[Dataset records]
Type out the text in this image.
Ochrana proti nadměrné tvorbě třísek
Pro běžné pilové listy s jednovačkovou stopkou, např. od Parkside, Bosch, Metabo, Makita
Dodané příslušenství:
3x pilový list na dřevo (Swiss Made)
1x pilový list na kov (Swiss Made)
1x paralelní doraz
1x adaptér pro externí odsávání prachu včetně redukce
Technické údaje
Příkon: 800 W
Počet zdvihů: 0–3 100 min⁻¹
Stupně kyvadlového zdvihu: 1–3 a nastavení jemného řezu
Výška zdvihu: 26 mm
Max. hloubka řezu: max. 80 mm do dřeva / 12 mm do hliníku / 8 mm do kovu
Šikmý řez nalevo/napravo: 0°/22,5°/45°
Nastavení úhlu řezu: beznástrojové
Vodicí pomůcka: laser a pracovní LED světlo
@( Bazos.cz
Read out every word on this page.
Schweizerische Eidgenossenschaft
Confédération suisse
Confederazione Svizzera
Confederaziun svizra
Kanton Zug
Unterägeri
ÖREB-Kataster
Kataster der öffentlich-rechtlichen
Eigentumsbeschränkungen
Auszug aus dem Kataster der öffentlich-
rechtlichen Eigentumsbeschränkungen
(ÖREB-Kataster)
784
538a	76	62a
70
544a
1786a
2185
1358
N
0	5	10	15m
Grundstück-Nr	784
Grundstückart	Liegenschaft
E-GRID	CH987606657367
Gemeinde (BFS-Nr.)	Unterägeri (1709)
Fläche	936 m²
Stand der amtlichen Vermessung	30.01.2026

▶ JOB
Give back the data above exactly as it appears.

▶ OUTPUT OF THE EXERCISE
Type out the text in this image.
Ochrana proti nadměrné tvorbě třísek
Pro běžné pilové listy s jednovačkovou stopkou, např. od Parkside, Bosch, Metabo, Makita
Dodané příslušenství:
3x pilový list na dřevo (Swiss Made)
1x pilový list na kov (Swiss Made)
1x paralelní doraz
1x adaptér pro externí odsávání prachu včetně redukce
Technické údaje
Příkon: 800 W
Počet zdvihů: 0–3 100 min⁻¹
Stupně kyvadlového zdvihu: 1–3 a nastavení jemného řezu
Výška zdvihu: 26 mm
Max. hloubka řezu: max. 80 mm do dřeva / 12 mm do hliníku / 8 mm do kovu
Šikmý řez nalevo/napravo: 0°/22,5°/45°
Nastavení úhlu řezu: beznástrojové
Vodicí pomůcka: laser a pracovní LED světlo
@( Bazos.cz
Read out every word on this page.
Schweizerische Eidgenossenschaft
Confédération suisse
Confederazione Svizzera
Confederaziun svizra
Kanton Zug
Unterägeri
ÖREB-Kataster
Kataster der öffentlich-rechtlichen
Eigentumsbeschränkungen
Auszug aus dem Kataster der öffentlich-
rechtlichen Eigentumsbeschränkungen
(ÖREB-Kataster)
784
538a	76	62a
70
544a
1786a
2185
1358
N
0	5	10	15m
Grundstück-Nr	784
Grundstückart	Liegenschaft
E-GRID	CH987606657367
Gemeinde (BFS-Nr.)	Unterägeri (1709)
Fläche	936 m²
Stand der amtlichen Vermessung	30.01.2026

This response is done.